§ Task goal: Write the material out again exactly.

§ The data:
════════

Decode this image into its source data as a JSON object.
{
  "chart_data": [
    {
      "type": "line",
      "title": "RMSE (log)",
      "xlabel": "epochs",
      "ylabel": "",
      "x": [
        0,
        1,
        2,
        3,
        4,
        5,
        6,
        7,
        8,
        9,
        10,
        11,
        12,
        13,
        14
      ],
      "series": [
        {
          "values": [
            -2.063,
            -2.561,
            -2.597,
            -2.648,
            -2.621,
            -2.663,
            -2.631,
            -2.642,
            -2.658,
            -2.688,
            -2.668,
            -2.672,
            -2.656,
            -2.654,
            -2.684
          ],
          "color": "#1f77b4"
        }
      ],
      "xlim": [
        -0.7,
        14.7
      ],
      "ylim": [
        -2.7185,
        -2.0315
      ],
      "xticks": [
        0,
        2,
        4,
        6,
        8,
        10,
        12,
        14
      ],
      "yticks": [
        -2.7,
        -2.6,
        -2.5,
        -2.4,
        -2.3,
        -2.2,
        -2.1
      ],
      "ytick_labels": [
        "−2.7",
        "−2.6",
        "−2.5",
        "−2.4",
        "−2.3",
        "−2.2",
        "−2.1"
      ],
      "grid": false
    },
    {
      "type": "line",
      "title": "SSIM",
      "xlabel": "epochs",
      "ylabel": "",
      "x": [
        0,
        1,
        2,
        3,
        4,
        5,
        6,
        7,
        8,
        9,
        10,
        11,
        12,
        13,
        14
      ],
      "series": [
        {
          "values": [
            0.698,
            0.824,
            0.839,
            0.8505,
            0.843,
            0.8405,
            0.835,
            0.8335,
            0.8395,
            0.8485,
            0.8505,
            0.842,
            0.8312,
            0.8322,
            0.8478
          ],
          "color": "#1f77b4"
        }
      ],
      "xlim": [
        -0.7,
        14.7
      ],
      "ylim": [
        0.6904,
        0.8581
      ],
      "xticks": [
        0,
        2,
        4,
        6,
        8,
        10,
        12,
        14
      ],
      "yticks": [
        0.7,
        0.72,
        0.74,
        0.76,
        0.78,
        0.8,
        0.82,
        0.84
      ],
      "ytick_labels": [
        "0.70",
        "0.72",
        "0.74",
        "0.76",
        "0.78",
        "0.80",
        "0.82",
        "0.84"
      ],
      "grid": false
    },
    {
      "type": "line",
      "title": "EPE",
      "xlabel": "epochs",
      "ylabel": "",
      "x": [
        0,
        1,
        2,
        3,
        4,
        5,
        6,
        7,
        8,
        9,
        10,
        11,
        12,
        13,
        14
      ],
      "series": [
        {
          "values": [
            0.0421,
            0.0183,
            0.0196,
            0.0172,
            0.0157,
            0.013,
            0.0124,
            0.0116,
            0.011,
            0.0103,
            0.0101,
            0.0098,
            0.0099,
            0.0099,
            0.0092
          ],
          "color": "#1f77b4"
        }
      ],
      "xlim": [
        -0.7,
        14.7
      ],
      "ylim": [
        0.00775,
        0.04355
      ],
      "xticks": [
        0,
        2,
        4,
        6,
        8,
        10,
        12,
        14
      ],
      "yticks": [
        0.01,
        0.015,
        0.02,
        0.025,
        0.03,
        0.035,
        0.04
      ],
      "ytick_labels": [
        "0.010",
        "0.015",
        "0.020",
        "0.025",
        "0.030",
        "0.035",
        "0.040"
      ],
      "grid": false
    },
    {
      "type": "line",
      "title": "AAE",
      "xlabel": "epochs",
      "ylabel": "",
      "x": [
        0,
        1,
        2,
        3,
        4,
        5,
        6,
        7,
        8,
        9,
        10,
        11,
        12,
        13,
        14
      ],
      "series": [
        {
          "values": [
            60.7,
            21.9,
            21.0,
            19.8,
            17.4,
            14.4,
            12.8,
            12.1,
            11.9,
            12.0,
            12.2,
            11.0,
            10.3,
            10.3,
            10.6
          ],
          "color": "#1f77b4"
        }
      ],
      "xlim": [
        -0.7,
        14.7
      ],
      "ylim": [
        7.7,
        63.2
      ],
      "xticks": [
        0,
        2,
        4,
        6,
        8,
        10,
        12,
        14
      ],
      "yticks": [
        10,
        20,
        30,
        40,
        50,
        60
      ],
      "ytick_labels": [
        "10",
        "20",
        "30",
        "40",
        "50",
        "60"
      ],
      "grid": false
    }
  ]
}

════════

§ Task response:
Decode this image into its source data as a JSON object.
{
  "chart_data": [
    {
      "type": "line",
      "title": "RMSE (log)",
      "xlabel": "epochs",
      "ylabel": "",
      "x": [
        0,
        1,
        2,
        3,
        4,
        5,
        6,
        7,
        8,
        9,
        10,
        11,
        12,
        13,
        14
      ],
      "series": [
        {
          "values": [
            -2.063,
            -2.561,
            -2.597,
            -2.648,
            -2.621,
            -2.663,
            -2.631,
            -2.642,
            -2.658,
            -2.688,
            -2.668,
            -2.672,
            -2.656,
            -2.654,
            -2.684
          ],
          "color": "#1f77b4"
        }
      ],
      "xlim": [
        -0.7,
        14.7
      ],
      "ylim": [
        -2.7185,
        -2.0315
      ],
      "xticks": [
        0,
        2,
        4,
        6,
        8,
        10,
        12,
        14
      ],
      "yticks": [
        -2.7,
        -2.6,
        -2.5,
        -2.4,
        -2.3,
        -2.2,
        -2.1
      ],
      "ytick_labels": [
        "−2.7",
        "−2.6",
        "−2.5",
        "−2.4",
        "−2.3",
        "−2.2",
        "−2.1"
      ],
      "grid": false
    },
    {
      "type": "line",
      "title": "SSIM",
      "xlabel": "epochs",
      "ylabel": "",
      "x": [
        0,
        1,
        2,
        3,
        4,
        5,
        6,
        7,
        8,
        9,
        10,
        11,
        12,
        13,
        14
      ],
      "series": [
        {
          "values": [
            0.698,
            0.824,
            0.839,
            0.8505,
            0.843,
            0.8405,
            0.835,
            0.8335,
            0.8395,
            0.8485,
            0.8505,
            0.842,
            0.8312,
            0.8322,
            0.8478
          ],
          "color": "#1f77b4"
        }
      ],
      "xlim": [
        -0.7,
        14.7
      ],
      "ylim": [
        0.6904,
        0.8581
      ],
      "xticks": [
        0,
        2,
        4,
        6,
        8,
        10,
        12,
        14
      ],
      "yticks": [
        0.7,
        0.72,
        0.74,
        0.76,
        0.78,
        0.8,
        0.82,
        0.84
      ],
      "ytick_labels": [
        "0.70",
        "0.72",
        "0.74",
        "0.76",
        "0.78",
        "0.80",
        "0.82",
        "0.84"
      ],
      "grid": false
    },
    {
      "type": "line",
      "title": "EPE",
      "xlabel": "epochs",
      "ylabel": "",
      "x": [
        0,
        1,
        2,
        3,
        4,
        5,
        6,
        7,
        8,
        9,
        10,
        11,
        12,
        13,
        14
      ],
      "series": [
        {
          "values": [
            0.0421,
            0.0183,
            0.0196,
            0.0172,
            0.0157,
            0.013,
            0.0124,
            0.0116,
            0.011,
            0.0103,
            0.0101,
            0.0098,
            0.0099,
            0.0099,
            0.0092
          ],
          "color": "#1f77b4"
        }
      ],
      "xlim": [
        -0.7,
        14.7
      ],
      "ylim": [
        0.00775,
        0.04355
      ],
      "xticks": [
        0,
        2,
        4,
        6,
        8,
        10,
        12,
        14
      ],
      "yticks": [
        0.01,
        0.015,
        0.02,
        0.025,
        0.03,
        0.035,
        0.04
      ],
      "ytick_labels": [
        "0.010",
        "0.015",
        "0.020",
        "0.025",
        "0.030",
        "0.035",
        "0.040"
      ],
      "grid": false
    },
    {
      "type": "line",
      "title": "AAE",
      "xlabel": "epochs",
      "ylabel": "",
      "x": [
        0,
        1,
        2,
        3,
        4,
        5,
        6,
        7,
        8,
        9,
        10,
        11,
        12,
        13,
        14
      ],
      "series": [
        {
          "values": [
            60.7,
            21.9,
            21.0,
            19.8,
            17.4,
            14.4,
            12.8,
            12.1,
            11.9,
            12.0,
            12.2,
            11.0,
            10.3,
            10.3,
            10.6
          ],
          "color": "#1f77b4"
        }
      ],
      "xlim": [
        -0.7,
        14.7
      ],
      "ylim": [
        7.7,
        63.2
      ],
      "xticks": [
        0,
        2,
        4,
        6,
        8,
        10,
        12,
        14
      ],
      "yticks": [
        10,
        20,
        30,
        40,
        50,
        60
      ],
      "ytick_labels": [
        "10",
        "20",
        "30",
        "40",
        "50",
        "60"
      ],
      "grid": false
    }
  ]
}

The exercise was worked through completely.